● Set problem: Comb through the entries for "chevron" and pull out each line that holds it.
-- START Records for the exercise --
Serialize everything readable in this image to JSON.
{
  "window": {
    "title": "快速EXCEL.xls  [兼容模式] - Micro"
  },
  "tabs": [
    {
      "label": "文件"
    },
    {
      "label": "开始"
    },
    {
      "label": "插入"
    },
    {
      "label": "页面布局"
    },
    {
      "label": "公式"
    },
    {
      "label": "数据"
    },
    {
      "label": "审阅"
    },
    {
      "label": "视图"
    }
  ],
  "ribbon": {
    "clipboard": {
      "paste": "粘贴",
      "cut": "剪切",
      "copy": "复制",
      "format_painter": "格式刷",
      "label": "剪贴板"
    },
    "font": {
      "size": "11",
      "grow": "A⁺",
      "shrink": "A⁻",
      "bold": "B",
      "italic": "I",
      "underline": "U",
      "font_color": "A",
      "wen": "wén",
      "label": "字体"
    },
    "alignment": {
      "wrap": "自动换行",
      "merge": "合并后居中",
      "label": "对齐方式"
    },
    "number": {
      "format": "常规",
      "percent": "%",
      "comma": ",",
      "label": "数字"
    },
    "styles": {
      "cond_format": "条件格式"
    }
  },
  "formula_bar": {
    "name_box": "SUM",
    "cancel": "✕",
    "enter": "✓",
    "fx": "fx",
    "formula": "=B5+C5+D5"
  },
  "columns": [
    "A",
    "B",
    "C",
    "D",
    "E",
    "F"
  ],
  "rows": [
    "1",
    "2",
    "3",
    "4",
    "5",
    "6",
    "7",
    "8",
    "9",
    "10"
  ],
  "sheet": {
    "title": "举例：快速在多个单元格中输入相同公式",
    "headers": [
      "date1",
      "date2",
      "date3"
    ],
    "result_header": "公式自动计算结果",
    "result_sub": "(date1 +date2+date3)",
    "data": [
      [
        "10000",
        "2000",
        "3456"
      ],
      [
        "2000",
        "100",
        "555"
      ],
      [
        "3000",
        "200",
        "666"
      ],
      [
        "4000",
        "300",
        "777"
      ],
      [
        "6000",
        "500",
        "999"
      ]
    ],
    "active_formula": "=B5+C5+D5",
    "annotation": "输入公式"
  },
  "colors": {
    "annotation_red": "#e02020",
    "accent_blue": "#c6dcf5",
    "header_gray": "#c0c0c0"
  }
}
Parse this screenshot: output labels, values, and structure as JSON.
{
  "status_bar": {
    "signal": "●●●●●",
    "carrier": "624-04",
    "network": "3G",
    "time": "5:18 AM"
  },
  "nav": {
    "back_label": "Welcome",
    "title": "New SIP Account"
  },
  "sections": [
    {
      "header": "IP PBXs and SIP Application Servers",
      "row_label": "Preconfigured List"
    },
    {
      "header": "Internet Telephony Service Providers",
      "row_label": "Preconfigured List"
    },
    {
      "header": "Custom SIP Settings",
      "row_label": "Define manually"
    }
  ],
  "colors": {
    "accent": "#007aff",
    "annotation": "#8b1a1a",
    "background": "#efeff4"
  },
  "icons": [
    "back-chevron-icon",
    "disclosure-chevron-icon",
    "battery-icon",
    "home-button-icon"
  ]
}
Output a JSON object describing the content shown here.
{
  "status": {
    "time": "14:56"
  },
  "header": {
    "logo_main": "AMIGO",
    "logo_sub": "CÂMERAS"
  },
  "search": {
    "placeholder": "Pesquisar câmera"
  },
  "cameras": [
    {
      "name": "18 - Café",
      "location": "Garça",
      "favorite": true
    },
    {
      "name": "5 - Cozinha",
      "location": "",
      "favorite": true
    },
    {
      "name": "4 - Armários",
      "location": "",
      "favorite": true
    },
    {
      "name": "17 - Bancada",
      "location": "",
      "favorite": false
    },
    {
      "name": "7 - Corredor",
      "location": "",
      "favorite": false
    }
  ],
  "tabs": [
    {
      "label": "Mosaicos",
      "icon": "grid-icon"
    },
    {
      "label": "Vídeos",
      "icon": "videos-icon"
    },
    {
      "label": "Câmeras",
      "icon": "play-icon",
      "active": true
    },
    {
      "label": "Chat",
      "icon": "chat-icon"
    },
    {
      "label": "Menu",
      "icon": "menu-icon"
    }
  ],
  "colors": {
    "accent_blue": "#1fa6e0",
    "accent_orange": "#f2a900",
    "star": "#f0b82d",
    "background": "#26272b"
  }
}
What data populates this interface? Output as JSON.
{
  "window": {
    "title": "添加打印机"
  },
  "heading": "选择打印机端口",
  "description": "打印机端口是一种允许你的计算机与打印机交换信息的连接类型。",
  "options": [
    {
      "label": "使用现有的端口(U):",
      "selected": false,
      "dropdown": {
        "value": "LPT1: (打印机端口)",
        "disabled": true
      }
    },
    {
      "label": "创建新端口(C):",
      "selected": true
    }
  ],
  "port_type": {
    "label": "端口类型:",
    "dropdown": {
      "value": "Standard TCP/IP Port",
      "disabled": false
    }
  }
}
-- END Records for the exercise --
● Expected answer:
    "back-chevron-icon",
    "disclosure-chevron-icon",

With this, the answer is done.